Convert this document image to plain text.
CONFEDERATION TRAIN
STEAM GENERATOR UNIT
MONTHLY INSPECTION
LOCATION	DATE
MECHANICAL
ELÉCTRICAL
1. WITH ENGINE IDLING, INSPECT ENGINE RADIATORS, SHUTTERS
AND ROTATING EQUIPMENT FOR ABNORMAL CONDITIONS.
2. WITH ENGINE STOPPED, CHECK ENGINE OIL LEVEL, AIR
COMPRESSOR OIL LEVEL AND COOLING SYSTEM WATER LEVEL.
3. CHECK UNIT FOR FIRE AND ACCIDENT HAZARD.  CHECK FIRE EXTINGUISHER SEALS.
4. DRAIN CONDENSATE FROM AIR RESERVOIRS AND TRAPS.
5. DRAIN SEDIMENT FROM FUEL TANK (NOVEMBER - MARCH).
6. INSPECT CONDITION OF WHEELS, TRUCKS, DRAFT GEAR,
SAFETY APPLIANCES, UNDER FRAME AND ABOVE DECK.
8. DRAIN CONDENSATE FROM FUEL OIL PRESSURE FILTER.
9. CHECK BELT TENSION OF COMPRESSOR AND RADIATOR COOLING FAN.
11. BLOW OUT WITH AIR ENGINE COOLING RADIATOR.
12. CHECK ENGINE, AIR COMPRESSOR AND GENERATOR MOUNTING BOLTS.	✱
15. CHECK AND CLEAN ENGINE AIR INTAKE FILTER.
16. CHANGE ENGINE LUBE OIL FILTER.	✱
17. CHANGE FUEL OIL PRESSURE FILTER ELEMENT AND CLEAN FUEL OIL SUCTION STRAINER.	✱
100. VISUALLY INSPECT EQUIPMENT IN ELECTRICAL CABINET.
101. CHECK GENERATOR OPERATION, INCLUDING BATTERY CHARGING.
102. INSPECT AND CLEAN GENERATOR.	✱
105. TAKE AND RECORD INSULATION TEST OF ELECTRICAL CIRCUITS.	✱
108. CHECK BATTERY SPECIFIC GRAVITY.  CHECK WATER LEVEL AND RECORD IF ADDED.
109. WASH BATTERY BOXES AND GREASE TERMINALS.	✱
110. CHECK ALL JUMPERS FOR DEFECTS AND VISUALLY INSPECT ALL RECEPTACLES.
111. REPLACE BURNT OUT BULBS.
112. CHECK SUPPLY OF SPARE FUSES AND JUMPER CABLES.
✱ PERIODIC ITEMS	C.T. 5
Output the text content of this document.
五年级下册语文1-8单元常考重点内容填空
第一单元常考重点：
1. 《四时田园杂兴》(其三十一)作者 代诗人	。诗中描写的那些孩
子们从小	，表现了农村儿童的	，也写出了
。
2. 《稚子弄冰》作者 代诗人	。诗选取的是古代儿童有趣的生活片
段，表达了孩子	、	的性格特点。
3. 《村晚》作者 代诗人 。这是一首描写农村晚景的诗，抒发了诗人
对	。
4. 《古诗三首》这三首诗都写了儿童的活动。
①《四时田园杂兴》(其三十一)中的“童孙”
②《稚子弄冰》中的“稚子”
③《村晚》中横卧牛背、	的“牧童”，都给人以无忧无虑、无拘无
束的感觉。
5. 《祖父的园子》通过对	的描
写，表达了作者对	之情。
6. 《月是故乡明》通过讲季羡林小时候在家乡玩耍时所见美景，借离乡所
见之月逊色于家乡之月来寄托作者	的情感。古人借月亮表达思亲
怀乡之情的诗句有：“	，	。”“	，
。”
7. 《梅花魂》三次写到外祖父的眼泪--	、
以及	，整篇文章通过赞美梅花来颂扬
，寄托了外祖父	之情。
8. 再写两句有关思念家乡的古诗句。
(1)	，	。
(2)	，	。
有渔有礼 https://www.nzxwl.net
+-------+
Reproduce the entries above in full, verbatim.

• _Answer below_:
Convert this document image to plain text.
CONFEDERATION TRAIN
STEAM GENERATOR UNIT
MONTHLY INSPECTION
LOCATION	DATE
MECHANICAL
ELÉCTRICAL
1. WITH ENGINE IDLING, INSPECT ENGINE RADIATORS, SHUTTERS
AND ROTATING EQUIPMENT FOR ABNORMAL CONDITIONS.
2. WITH ENGINE STOPPED, CHECK ENGINE OIL LEVEL, AIR
COMPRESSOR OIL LEVEL AND COOLING SYSTEM WATER LEVEL.
3. CHECK UNIT FOR FIRE AND ACCIDENT HAZARD.  CHECK FIRE EXTINGUISHER SEALS.
4. DRAIN CONDENSATE FROM AIR RESERVOIRS AND TRAPS.
5. DRAIN SEDIMENT FROM FUEL TANK (NOVEMBER - MARCH).
6. INSPECT CONDITION OF WHEELS, TRUCKS, DRAFT GEAR,
SAFETY APPLIANCES, UNDER FRAME AND ABOVE DECK.
8. DRAIN CONDENSATE FROM FUEL OIL PRESSURE FILTER.
9. CHECK BELT TENSION OF COMPRESSOR AND RADIATOR COOLING FAN.
11. BLOW OUT WITH AIR ENGINE COOLING RADIATOR.
12. CHECK ENGINE, AIR COMPRESSOR AND GENERATOR MOUNTING BOLTS.	✱
15. CHECK AND CLEAN ENGINE AIR INTAKE FILTER.
16. CHANGE ENGINE LUBE OIL FILTER.	✱
17. CHANGE FUEL OIL PRESSURE FILTER ELEMENT AND CLEAN FUEL OIL SUCTION STRAINER.	✱
100. VISUALLY INSPECT EQUIPMENT IN ELECTRICAL CABINET.
101. CHECK GENERATOR OPERATION, INCLUDING BATTERY CHARGING.
102. INSPECT AND CLEAN GENERATOR.	✱
105. TAKE AND RECORD INSULATION TEST OF ELECTRICAL CIRCUITS.	✱
108. CHECK BATTERY SPECIFIC GRAVITY.  CHECK WATER LEVEL AND RECORD IF ADDED.
109. WASH BATTERY BOXES AND GREASE TERMINALS.	✱
110. CHECK ALL JUMPERS FOR DEFECTS AND VISUALLY INSPECT ALL RECEPTACLES.
111. REPLACE BURNT OUT BULBS.
112. CHECK SUPPLY OF SPARE FUSES AND JUMPER CABLES.
✱ PERIODIC ITEMS	C.T. 5
Output the text content of this document.
五年级下册语文1-8单元常考重点内容填空
第一单元常考重点：
1. 《四时田园杂兴》(其三十一)作者 代诗人	。诗中描写的那些孩
子们从小	，表现了农村儿童的	，也写出了
。
2. 《稚子弄冰》作者 代诗人	。诗选取的是古代儿童有趣的生活片
段，表达了孩子	、	的性格特点。
3. 《村晚》作者 代诗人 。这是一首描写农村晚景的诗，抒发了诗人
对	。
4. 《古诗三首》这三首诗都写了儿童的活动。
①《四时田园杂兴》(其三十一)中的“童孙”
②《稚子弄冰》中的“稚子”
③《村晚》中横卧牛背、	的“牧童”，都给人以无忧无虑、无拘无
束的感觉。
5. 《祖父的园子》通过对	的描
写，表达了作者对	之情。
6. 《月是故乡明》通过讲季羡林小时候在家乡玩耍时所见美景，借离乡所
见之月逊色于家乡之月来寄托作者	的情感。古人借月亮表达思亲
怀乡之情的诗句有：“	，	。”“	，
。”
7. 《梅花魂》三次写到外祖父的眼泪--	、
以及	，整篇文章通过赞美梅花来颂扬
，寄托了外祖父	之情。
8. 再写两句有关思念家乡的古诗句。
(1)	，	。
(2)	，	。
有渔有礼 https://www.nzxwl.net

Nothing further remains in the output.